Sunday, 2 November 2025

Bugonia (2025)

Bugonia is the sort of film that wants to keep you guessing and it is very effective in making you do so. The film is rather relentless in building up a narrative that our main character is "crazy" and while you may feel sympathy for him and the history that drove him to what he is doing, we are to dismiss his obviously insane ideas and root for the undermining of his plan. Or are we? The film hints are perhaps some truth to what he is doing. It juxtaposes our desire to be rational, with the true frustration of needing there to be some explanation for the pain and suffering that so many people are crushed under the weight of. The continued suffering of so many cannot simply be the excused greed of a small minority of powerful people whose basic fears and passions are the same as everyone else's, right? But wouldn't that be crazy?

I'm not going to spoil the ending of Begonia... yet. The film creates a compelling game of cat and mouse between Plemons and Stone who both do wonderful work here in this nihilistic cautionary tale. So much holds us captive to the story. The film plays with our discomfort with violence and kidnapping, so it can hook us into its morality play. And it keeps us guessing until the end. 

My main critique is the way the film clings to its absurdist aesthetic. This is something that Lanthimos brings to a lot of his work and it often doesn't work for me. Here is doesn't ruin what is otherwise a fascinating power struggle, but it does keep the audience at arms length. We don't have to take much of it too seriously, which saps the power of the ending which is truly quite striking. Perhaps Lanthimos' was worried the denouement would be too earnest, and need to keep the irony flowing to make it more palatable. I think I would have preferred the different take. One example of how the film keeps things "safe" by being in-your-face preposterous is the film's score which is self-aggrandizing and often self-consciously conspicuous in a way that takes us out of the film reminding us that no matter how much the film transgresses it's all just a film, a story, so don't worry.

(Layout dataset entries)
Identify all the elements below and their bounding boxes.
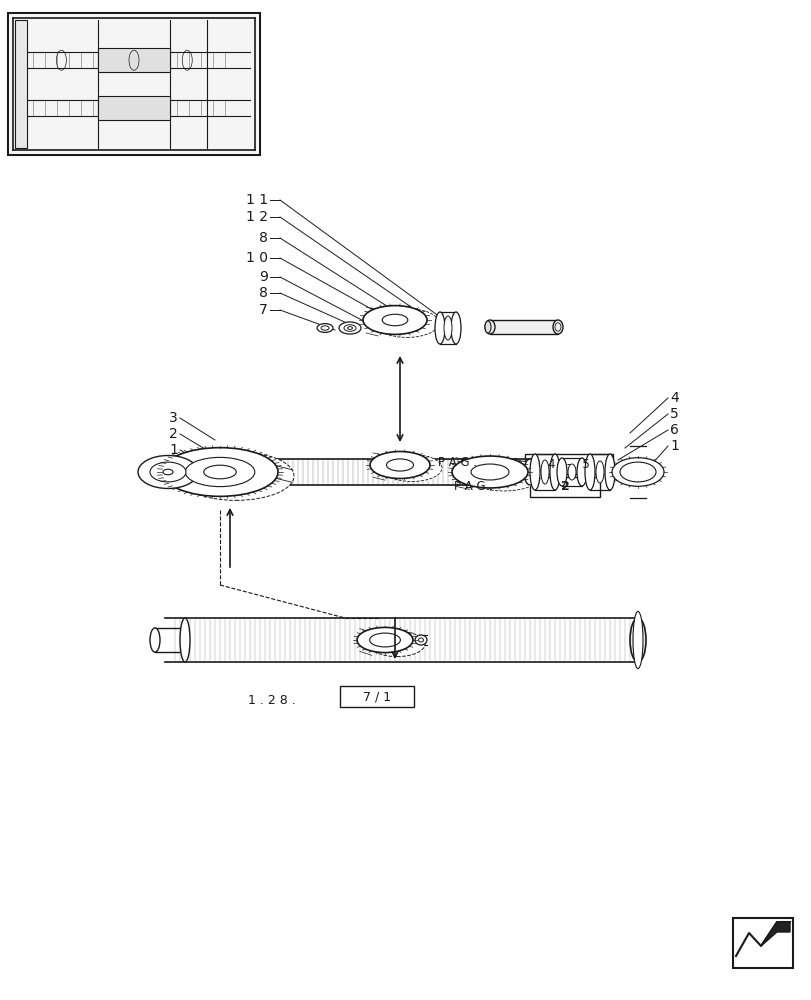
- Ellipse shape: [552, 320, 562, 334]
- Bar: [525, 454, 612, 474]
- Ellipse shape: [369, 633, 400, 647]
- Text: P A G .: P A G .: [453, 481, 492, 493]
- Bar: [340, 686, 414, 707]
- Ellipse shape: [178, 452, 294, 500]
- Text: 2: 2: [169, 427, 178, 441]
- Ellipse shape: [150, 628, 160, 652]
- Ellipse shape: [418, 638, 423, 642]
- Ellipse shape: [444, 316, 452, 340]
- Ellipse shape: [620, 462, 655, 482]
- Text: P A G .: P A G .: [437, 456, 477, 470]
- Text: 7: 7: [259, 303, 268, 317]
- Ellipse shape: [414, 635, 427, 645]
- Text: 3: 3: [169, 411, 178, 425]
- Ellipse shape: [204, 465, 236, 479]
- Ellipse shape: [452, 456, 527, 488]
- Text: 4   -   5: 4 - 5: [547, 458, 589, 471]
- Ellipse shape: [382, 314, 407, 326]
- Text: 1: 1: [669, 439, 678, 453]
- Ellipse shape: [484, 320, 495, 334]
- Ellipse shape: [338, 322, 361, 334]
- Ellipse shape: [224, 459, 236, 485]
- Ellipse shape: [357, 627, 413, 653]
- Ellipse shape: [185, 457, 255, 487]
- Ellipse shape: [604, 454, 614, 490]
- Ellipse shape: [633, 611, 642, 669]
- Ellipse shape: [363, 306, 427, 334]
- Ellipse shape: [162, 448, 277, 496]
- Ellipse shape: [611, 458, 663, 486]
- Ellipse shape: [470, 464, 508, 480]
- Bar: [15, 20, 27, 148]
- Ellipse shape: [163, 469, 173, 475]
- Ellipse shape: [138, 456, 198, 488]
- Bar: [489, 320, 557, 334]
- Ellipse shape: [375, 309, 439, 337]
- Ellipse shape: [629, 618, 646, 662]
- Ellipse shape: [150, 462, 186, 482]
- Ellipse shape: [381, 454, 441, 482]
- Bar: [8, 13, 260, 155]
- Ellipse shape: [344, 325, 355, 331]
- Ellipse shape: [450, 312, 461, 344]
- Ellipse shape: [370, 452, 430, 479]
- Text: 1 . 2 8 .: 1 . 2 8 .: [247, 694, 295, 706]
- Text: 1 0: 1 0: [246, 251, 268, 265]
- Text: 7 / 1: 7 / 1: [363, 690, 391, 703]
- Ellipse shape: [540, 460, 548, 484]
- Ellipse shape: [316, 324, 333, 332]
- Text: 6: 6: [669, 423, 678, 437]
- Ellipse shape: [180, 618, 190, 662]
- Ellipse shape: [368, 631, 424, 657]
- Ellipse shape: [435, 312, 444, 344]
- Text: 8: 8: [259, 231, 268, 245]
- Text: 4: 4: [669, 391, 678, 405]
- Ellipse shape: [466, 459, 541, 491]
- Ellipse shape: [595, 461, 603, 483]
- Bar: [97, 48, 170, 72]
- Text: 1 1: 1 1: [246, 193, 268, 207]
- Text: 2: 2: [560, 481, 569, 493]
- Ellipse shape: [530, 454, 539, 490]
- Bar: [97, 96, 170, 120]
- Polygon shape: [760, 922, 789, 946]
- Ellipse shape: [556, 458, 566, 486]
- Ellipse shape: [584, 454, 594, 490]
- Ellipse shape: [484, 321, 491, 333]
- Text: 5: 5: [669, 407, 678, 421]
- Ellipse shape: [577, 458, 586, 486]
- Bar: [10, 15, 258, 153]
- Text: 1 2: 1 2: [246, 210, 268, 224]
- Ellipse shape: [320, 326, 328, 330]
- Ellipse shape: [386, 459, 413, 471]
- Bar: [530, 477, 599, 497]
- Ellipse shape: [568, 464, 575, 480]
- Ellipse shape: [549, 454, 560, 490]
- Ellipse shape: [554, 323, 560, 331]
- Text: 8: 8: [259, 286, 268, 300]
- Text: 1: 1: [169, 443, 178, 457]
- Ellipse shape: [523, 459, 535, 485]
- Ellipse shape: [347, 327, 352, 329]
- Bar: [732, 918, 792, 968]
- Text: 9: 9: [259, 270, 268, 284]
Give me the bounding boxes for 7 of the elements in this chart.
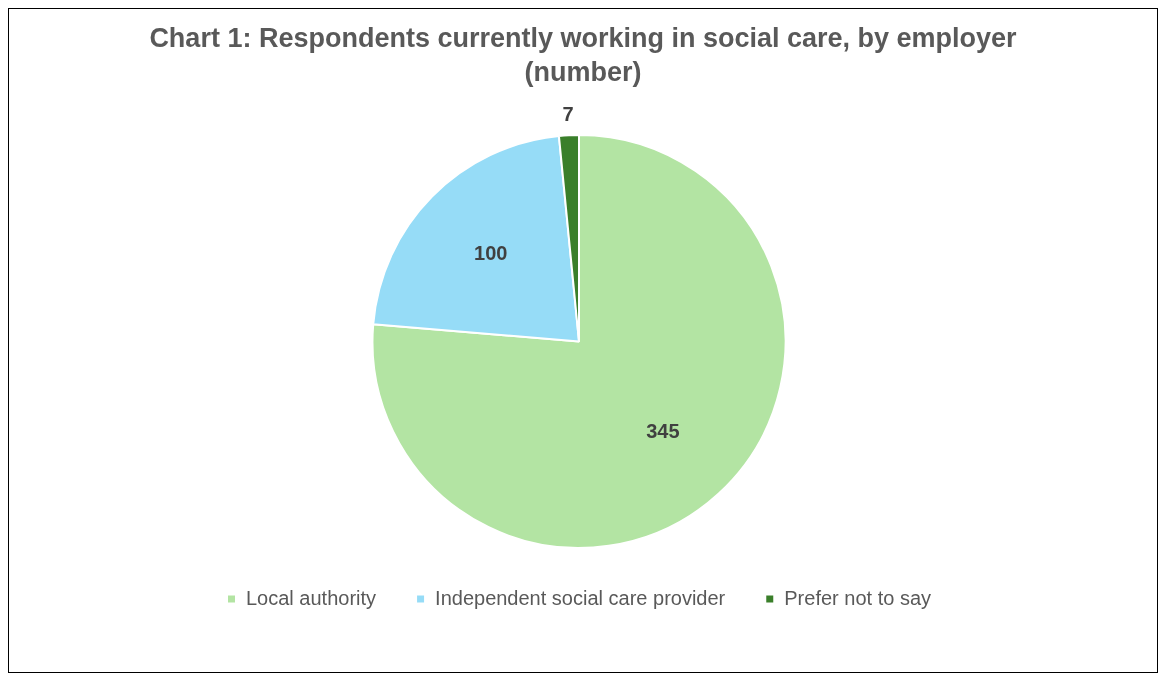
legend-label: Prefer not to say [784, 586, 932, 609]
data-label: 100 [474, 242, 508, 265]
chart-title: Chart 1: Respondents currently working in social care, by employer (number) [148, 22, 1018, 89]
data-label: 345 [646, 420, 680, 443]
data-label: 7 [562, 102, 574, 125]
legend-label: Independent social care provider [435, 586, 726, 609]
legend-label: Local authority [246, 586, 377, 609]
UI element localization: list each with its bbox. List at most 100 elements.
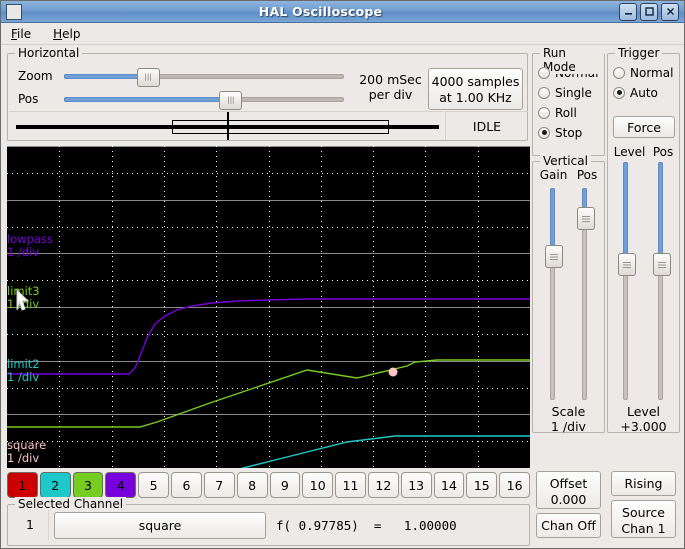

## Task requirements
1. Retype the part of the Bugonia review starting with "My main critique" and going on through "so don't worry.".
2. Translate this sentence from the Bugonia review into Spanish: "My main critique is the way the film clings to its absurdist aesthetic."

## Responses to the tasks
1.
My main critique is the way the film clings to its absurdist aesthetic. This is something that Lanthimos brings to a lot of his work and it often doesn't work for me. Here is doesn't ruin what is otherwise a fascinating power struggle, but it does keep the audience at arms length. We don't have to take much of it too seriously, which saps the power of the ending which is truly quite striking. Perhaps Lanthimos' was worried the denouement would be too earnest, and need to keep the irony flowing to make it more palatable. I think I would have preferred the different take. One example of how the film keeps things "safe" by being in-your-face preposterous is the film's score which is self-aggrandizing and often self-consciously conspicuous in a way that takes us out of the film reminding us that no matter how much the film transgresses it's all just a film, a story, so don't worry.

2. Mi principal crítica es la forma en que la película se aferra a su estética absurdista.